WORK INSTRUCTIONS ▸ Find each line with "Secretary" and copy it.

## Start RECORD EXTRACTS

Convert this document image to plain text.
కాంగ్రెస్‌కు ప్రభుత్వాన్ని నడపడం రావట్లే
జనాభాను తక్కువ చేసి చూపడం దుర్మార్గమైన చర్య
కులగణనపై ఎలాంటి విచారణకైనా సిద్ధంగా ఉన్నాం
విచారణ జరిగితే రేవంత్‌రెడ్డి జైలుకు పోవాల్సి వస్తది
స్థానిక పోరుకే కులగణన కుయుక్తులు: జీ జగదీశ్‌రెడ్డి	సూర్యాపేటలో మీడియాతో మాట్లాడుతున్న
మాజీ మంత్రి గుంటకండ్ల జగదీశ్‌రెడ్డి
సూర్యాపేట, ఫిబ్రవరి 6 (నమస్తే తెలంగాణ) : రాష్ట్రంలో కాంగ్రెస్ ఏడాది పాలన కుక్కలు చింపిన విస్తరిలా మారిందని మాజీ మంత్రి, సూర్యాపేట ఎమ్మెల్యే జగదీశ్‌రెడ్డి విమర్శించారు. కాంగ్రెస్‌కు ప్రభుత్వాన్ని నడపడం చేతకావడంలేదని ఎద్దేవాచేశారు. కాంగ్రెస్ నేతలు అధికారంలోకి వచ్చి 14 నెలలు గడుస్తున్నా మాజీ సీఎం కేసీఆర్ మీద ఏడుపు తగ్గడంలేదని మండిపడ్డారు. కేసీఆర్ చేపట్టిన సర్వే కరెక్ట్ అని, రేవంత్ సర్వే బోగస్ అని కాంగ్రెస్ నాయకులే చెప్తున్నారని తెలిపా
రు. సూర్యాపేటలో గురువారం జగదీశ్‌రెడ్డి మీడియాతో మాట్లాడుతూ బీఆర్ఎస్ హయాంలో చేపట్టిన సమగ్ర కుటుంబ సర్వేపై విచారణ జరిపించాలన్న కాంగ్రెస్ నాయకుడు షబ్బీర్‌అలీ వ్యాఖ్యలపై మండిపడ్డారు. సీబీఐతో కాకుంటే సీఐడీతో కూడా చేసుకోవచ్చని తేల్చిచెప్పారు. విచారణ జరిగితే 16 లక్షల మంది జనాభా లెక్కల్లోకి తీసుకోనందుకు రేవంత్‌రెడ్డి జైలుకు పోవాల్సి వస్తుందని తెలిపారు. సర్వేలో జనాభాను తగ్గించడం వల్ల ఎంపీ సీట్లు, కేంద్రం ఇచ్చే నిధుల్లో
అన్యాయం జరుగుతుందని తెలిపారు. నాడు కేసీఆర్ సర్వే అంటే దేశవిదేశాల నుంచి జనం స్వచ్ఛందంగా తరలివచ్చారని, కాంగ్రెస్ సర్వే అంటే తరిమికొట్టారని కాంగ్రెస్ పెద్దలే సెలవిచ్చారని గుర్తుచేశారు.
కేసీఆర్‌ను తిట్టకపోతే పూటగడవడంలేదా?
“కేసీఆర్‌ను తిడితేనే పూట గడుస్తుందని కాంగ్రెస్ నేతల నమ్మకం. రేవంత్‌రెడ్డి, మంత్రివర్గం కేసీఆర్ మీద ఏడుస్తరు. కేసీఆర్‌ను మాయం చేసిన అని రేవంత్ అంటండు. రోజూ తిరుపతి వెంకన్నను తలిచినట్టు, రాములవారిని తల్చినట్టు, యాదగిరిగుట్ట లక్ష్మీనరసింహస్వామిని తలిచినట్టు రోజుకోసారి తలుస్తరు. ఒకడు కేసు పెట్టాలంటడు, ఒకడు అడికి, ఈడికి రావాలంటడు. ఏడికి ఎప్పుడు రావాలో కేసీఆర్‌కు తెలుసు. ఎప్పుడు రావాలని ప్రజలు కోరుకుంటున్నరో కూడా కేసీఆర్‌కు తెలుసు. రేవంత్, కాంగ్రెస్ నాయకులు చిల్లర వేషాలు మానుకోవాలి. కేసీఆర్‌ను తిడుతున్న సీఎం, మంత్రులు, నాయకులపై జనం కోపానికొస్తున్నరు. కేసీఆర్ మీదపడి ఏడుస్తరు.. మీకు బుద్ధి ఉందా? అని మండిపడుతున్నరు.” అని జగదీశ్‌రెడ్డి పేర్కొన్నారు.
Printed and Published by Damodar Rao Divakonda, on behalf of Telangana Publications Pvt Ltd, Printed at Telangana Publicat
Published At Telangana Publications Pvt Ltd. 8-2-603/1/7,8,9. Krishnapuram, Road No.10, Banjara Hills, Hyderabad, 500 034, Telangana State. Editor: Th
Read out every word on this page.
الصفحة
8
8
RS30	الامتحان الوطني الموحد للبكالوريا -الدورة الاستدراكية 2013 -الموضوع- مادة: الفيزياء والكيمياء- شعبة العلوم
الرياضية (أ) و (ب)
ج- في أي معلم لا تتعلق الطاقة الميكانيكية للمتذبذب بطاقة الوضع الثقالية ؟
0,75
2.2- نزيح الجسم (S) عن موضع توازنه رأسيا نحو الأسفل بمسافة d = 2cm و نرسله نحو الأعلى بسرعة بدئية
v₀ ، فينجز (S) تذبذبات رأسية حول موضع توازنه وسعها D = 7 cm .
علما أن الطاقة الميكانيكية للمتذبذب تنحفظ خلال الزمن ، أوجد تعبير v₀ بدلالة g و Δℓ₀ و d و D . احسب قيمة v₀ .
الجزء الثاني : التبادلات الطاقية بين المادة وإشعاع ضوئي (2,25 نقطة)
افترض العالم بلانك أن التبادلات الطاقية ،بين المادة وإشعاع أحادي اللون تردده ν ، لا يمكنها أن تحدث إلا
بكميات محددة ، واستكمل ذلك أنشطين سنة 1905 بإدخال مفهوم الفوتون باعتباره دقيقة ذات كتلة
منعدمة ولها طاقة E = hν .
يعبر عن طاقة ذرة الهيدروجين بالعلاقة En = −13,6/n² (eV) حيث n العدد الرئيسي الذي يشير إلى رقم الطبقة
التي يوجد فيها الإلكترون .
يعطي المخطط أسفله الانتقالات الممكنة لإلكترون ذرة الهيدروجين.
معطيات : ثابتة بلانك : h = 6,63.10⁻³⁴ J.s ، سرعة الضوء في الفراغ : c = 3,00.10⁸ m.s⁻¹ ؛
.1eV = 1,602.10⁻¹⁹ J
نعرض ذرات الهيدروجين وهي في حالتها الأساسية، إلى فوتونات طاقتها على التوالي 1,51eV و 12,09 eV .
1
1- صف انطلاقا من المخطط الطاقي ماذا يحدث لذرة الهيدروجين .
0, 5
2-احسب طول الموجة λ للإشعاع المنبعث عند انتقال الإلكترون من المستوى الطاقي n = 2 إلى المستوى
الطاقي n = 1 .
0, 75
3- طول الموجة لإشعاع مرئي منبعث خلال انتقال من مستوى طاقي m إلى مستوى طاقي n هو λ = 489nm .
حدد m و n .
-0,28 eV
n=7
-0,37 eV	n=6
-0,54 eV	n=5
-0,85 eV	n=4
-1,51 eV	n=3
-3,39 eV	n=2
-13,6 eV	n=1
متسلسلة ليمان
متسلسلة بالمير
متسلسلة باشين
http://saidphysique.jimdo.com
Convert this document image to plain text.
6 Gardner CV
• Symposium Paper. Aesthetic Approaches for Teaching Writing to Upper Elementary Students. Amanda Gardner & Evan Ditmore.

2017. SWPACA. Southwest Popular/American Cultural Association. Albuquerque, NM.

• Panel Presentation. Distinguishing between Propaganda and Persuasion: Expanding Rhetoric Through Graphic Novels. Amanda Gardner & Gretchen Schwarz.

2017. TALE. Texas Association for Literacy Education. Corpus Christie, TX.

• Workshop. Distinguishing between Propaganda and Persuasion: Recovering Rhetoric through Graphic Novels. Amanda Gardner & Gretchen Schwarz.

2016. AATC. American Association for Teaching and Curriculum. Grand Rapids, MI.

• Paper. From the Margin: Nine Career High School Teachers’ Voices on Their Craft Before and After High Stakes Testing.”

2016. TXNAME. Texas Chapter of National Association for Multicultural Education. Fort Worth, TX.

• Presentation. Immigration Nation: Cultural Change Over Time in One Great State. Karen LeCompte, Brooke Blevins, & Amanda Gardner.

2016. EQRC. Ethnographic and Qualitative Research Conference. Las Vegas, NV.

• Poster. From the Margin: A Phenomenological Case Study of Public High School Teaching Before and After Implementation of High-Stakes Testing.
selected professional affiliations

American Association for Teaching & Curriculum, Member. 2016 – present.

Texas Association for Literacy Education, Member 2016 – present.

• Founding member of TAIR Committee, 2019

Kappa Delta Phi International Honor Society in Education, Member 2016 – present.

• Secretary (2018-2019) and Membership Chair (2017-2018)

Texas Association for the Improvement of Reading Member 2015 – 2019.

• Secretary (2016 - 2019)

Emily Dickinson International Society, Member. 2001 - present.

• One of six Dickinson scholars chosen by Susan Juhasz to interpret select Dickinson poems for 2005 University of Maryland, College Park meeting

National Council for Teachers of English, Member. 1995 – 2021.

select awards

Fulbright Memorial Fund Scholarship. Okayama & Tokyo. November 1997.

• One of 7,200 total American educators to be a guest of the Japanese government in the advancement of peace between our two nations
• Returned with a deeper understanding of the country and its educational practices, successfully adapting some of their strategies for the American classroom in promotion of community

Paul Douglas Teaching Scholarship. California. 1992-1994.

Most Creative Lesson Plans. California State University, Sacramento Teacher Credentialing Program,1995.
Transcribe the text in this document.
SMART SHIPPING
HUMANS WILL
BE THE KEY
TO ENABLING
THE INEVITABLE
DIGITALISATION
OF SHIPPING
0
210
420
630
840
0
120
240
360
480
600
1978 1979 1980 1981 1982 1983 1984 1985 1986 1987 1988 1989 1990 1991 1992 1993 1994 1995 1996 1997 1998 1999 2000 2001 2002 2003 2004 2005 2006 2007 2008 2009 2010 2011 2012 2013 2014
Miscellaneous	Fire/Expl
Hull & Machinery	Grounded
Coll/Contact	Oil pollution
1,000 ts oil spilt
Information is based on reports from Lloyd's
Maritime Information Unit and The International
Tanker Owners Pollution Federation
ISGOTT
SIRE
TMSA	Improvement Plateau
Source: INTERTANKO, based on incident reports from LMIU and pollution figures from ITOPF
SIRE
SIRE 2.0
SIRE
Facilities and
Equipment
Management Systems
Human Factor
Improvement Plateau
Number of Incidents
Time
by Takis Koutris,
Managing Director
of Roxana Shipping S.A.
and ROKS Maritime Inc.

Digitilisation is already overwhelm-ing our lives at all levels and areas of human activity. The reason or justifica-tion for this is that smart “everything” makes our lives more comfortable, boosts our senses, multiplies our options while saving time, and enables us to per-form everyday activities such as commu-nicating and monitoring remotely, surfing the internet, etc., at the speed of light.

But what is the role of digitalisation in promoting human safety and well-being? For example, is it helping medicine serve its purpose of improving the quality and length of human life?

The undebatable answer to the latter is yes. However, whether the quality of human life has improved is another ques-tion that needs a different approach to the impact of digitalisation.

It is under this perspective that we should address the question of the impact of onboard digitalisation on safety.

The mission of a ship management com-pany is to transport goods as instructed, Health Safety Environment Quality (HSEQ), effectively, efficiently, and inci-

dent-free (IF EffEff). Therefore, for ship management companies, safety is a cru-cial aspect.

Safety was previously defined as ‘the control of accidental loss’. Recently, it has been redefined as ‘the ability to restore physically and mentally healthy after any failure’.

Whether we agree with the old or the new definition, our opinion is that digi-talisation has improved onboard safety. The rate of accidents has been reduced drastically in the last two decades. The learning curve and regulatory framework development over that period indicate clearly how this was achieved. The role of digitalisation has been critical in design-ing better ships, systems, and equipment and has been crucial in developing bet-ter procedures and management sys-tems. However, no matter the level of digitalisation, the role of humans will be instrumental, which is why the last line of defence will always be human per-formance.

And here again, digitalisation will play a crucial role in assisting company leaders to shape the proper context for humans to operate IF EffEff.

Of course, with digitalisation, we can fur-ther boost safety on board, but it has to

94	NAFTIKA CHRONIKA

## End RECORD EXTRACTS

RESPONSE TO THE EXERCISE ▸
• Secretary (2018-2019) and Membership Chair (2017-2018)
• Secretary (2016 - 2019)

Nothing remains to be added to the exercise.